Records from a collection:
▬▬▬

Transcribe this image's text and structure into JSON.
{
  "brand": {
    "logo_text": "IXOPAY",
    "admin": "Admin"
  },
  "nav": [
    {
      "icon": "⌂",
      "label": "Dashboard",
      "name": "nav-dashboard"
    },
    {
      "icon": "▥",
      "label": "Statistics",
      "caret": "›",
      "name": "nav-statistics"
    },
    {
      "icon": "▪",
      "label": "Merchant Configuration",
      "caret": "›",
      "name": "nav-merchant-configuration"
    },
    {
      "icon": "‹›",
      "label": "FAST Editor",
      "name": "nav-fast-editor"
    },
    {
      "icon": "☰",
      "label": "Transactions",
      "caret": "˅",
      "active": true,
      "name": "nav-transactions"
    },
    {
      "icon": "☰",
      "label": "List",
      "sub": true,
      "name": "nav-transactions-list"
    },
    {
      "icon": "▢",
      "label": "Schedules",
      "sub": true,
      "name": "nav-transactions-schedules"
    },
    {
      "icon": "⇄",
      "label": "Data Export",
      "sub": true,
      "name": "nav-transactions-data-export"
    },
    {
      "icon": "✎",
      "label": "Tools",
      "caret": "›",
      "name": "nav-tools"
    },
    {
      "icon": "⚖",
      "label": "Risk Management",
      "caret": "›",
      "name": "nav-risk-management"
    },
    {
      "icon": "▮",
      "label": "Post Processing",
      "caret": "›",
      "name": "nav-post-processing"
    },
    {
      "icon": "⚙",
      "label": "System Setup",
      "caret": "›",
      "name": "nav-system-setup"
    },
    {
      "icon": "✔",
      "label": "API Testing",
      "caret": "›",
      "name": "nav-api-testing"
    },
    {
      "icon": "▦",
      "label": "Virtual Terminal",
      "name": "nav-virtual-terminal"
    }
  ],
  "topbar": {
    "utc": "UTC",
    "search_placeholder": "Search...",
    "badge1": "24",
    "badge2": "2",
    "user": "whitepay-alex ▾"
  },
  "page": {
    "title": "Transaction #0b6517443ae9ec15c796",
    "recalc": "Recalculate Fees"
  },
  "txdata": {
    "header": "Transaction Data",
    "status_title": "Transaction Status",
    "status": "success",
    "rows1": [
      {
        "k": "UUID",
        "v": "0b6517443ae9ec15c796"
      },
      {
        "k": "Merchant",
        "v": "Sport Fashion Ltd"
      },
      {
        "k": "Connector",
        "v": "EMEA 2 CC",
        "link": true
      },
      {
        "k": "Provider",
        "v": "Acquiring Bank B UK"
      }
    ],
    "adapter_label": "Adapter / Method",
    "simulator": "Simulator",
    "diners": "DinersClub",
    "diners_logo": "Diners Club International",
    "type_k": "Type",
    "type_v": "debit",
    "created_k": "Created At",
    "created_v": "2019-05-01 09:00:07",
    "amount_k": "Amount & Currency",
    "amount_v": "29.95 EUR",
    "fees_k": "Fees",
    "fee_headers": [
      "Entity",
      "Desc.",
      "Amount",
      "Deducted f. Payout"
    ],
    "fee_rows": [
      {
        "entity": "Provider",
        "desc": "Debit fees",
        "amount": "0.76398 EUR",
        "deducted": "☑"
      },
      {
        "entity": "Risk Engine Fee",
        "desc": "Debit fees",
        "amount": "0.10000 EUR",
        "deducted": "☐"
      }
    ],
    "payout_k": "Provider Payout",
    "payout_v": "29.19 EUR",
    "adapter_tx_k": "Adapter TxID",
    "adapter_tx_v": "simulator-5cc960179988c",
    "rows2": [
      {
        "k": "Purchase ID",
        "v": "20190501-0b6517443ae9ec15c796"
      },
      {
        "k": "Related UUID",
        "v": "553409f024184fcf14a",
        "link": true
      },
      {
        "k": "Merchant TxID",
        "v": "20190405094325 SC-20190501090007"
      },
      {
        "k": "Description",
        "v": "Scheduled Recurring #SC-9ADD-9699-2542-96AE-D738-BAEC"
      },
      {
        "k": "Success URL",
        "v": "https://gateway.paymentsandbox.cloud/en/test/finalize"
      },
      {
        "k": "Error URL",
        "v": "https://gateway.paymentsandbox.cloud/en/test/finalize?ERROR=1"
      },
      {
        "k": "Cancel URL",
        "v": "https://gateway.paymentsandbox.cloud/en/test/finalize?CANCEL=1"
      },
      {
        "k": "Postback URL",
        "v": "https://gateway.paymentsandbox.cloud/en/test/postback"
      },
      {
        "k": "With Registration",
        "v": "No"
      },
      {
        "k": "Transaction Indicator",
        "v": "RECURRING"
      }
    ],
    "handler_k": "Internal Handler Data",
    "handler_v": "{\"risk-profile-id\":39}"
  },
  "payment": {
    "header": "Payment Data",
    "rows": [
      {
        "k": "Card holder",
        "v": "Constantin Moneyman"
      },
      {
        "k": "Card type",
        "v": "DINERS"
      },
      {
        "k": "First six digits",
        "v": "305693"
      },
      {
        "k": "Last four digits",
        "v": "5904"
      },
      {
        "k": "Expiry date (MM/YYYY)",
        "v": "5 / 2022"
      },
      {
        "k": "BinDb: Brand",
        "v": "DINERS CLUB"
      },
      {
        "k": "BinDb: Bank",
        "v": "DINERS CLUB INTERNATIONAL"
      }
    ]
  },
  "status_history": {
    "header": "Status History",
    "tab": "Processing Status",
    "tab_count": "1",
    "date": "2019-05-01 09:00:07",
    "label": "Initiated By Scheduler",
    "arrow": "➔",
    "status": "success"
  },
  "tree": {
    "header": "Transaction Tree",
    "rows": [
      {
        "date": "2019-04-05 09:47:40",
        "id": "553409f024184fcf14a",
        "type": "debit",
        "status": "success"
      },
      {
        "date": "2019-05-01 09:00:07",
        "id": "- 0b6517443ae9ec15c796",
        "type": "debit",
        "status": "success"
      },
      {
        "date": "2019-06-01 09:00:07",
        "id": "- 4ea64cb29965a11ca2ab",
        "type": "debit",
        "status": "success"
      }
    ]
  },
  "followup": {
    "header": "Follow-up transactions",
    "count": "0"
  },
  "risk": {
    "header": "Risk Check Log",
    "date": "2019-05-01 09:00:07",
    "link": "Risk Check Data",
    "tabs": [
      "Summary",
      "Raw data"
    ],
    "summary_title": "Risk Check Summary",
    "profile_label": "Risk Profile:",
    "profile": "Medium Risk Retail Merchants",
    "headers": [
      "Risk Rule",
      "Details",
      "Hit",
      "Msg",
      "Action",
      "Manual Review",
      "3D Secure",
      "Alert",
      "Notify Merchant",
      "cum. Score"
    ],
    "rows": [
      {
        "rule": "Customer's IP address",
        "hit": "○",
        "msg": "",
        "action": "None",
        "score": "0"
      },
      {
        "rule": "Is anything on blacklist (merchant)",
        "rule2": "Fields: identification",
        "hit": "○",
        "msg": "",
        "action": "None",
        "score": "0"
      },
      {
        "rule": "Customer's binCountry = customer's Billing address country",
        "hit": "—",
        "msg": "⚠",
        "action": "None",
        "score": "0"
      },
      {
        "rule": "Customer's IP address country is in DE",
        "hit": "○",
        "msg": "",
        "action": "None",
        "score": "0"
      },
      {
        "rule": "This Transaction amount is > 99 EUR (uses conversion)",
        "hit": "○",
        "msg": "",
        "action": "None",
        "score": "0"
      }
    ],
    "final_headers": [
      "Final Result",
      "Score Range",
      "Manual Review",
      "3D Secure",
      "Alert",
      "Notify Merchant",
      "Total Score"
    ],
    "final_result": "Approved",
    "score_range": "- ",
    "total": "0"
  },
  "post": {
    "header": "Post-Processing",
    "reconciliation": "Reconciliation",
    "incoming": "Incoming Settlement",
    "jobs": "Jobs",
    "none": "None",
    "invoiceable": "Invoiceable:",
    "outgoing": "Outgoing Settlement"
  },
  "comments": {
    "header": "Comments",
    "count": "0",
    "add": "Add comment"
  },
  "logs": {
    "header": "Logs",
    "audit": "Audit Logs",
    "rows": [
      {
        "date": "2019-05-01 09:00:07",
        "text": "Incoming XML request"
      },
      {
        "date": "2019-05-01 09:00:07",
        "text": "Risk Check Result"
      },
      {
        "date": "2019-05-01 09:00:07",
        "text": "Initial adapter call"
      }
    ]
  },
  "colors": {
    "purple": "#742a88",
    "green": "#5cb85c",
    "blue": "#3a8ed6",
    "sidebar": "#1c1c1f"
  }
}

▬▬▬

▸ **Problem statement**:
Identify every line above that includes the word "cloud", and show those lines.

▸ **Output for this exercise**:
        "v": "https://gateway.paymentsandbox.cloud/en/test/finalize"
        "v": "https://gateway.paymentsandbox.cloud/en/test/finalize?ERROR=1"
        "v": "https://gateway.paymentsandbox.cloud/en/test/finalize?CANCEL=1"
        "v": "https://gateway.paymentsandbox.cloud/en/test/postback"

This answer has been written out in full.